**SUPPLIED DATA**

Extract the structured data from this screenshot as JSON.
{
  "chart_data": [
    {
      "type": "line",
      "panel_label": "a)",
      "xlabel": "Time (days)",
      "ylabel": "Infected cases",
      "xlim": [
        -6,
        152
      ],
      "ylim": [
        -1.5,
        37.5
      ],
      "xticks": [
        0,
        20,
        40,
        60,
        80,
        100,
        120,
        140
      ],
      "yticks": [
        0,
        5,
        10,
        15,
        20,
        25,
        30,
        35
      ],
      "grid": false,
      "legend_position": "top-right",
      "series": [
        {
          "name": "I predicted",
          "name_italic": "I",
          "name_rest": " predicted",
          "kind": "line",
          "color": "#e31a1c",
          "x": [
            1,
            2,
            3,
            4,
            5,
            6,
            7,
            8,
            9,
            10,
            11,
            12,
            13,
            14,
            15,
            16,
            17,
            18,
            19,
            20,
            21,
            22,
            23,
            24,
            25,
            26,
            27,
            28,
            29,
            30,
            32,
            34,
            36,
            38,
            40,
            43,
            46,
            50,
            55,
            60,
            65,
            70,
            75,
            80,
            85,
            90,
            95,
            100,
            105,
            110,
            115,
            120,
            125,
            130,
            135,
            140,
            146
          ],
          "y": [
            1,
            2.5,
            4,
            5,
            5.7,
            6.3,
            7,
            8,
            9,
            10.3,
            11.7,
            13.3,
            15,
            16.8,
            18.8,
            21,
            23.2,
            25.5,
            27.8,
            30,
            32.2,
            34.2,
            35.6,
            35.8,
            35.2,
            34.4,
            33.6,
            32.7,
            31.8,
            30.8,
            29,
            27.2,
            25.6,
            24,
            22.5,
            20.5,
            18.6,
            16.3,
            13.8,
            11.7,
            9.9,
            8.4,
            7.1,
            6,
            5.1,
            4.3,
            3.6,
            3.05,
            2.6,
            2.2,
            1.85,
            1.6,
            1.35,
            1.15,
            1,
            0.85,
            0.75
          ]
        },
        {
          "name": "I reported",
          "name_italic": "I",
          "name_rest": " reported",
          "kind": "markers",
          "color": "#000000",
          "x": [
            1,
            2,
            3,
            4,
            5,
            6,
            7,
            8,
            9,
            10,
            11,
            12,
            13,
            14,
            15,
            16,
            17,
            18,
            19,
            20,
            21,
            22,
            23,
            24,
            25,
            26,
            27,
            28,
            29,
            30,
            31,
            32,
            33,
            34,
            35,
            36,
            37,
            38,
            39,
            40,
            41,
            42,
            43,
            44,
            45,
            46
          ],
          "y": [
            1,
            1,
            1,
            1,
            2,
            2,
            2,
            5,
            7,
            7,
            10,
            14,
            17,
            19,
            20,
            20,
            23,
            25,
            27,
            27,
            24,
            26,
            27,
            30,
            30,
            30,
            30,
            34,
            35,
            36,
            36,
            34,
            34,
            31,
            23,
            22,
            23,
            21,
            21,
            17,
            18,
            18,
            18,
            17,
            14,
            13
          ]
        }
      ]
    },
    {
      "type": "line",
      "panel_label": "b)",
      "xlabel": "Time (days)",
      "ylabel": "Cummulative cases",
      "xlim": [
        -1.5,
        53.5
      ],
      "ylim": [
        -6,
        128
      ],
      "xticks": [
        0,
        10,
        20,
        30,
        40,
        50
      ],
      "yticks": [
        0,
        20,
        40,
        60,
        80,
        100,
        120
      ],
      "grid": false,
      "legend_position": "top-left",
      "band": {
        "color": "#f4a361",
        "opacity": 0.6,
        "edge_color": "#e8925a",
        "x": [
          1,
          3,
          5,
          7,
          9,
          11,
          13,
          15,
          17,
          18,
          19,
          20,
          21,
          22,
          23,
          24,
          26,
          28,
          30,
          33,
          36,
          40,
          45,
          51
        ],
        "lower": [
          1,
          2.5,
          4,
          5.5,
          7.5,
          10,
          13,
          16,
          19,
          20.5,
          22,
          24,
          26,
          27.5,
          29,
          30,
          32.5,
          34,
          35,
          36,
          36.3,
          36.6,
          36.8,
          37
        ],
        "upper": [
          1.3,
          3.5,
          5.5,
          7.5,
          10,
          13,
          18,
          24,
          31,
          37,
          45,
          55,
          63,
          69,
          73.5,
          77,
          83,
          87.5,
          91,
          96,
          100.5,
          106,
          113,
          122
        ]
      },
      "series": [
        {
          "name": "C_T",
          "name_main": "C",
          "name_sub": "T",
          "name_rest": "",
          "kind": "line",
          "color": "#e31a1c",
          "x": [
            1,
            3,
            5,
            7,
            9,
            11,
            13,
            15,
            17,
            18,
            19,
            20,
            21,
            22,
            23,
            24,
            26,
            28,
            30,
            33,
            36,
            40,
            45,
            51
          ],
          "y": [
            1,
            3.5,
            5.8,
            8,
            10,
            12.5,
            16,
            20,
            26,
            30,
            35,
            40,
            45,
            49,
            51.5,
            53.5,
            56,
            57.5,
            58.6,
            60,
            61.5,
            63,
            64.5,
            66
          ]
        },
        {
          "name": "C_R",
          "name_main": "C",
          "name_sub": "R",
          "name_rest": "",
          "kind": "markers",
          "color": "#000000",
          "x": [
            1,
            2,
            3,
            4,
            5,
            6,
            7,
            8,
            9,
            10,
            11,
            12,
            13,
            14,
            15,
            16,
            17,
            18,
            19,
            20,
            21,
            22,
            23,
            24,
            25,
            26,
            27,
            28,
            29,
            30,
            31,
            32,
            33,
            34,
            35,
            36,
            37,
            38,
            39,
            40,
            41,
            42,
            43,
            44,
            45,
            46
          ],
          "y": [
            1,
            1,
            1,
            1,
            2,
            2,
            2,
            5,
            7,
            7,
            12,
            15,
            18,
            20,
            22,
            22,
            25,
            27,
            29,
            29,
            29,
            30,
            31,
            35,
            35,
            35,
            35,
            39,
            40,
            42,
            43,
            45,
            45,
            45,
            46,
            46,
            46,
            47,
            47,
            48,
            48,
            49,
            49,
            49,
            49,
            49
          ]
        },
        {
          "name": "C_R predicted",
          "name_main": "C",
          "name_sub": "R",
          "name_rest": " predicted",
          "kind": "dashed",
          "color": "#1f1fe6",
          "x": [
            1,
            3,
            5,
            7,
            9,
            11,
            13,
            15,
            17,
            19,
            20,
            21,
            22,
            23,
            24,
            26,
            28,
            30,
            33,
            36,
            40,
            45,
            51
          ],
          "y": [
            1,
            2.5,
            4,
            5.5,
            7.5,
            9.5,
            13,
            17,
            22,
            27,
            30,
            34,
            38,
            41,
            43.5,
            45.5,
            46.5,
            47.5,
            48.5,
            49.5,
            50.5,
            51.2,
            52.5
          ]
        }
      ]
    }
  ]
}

**AIM OF THE TASK**
Collect the lines that hold "predicted".

**FULL SOLUTION**
          "name": "I predicted",
          "name_rest": " predicted",
          "name": "C_R predicted",
          "name_rest": " predicted",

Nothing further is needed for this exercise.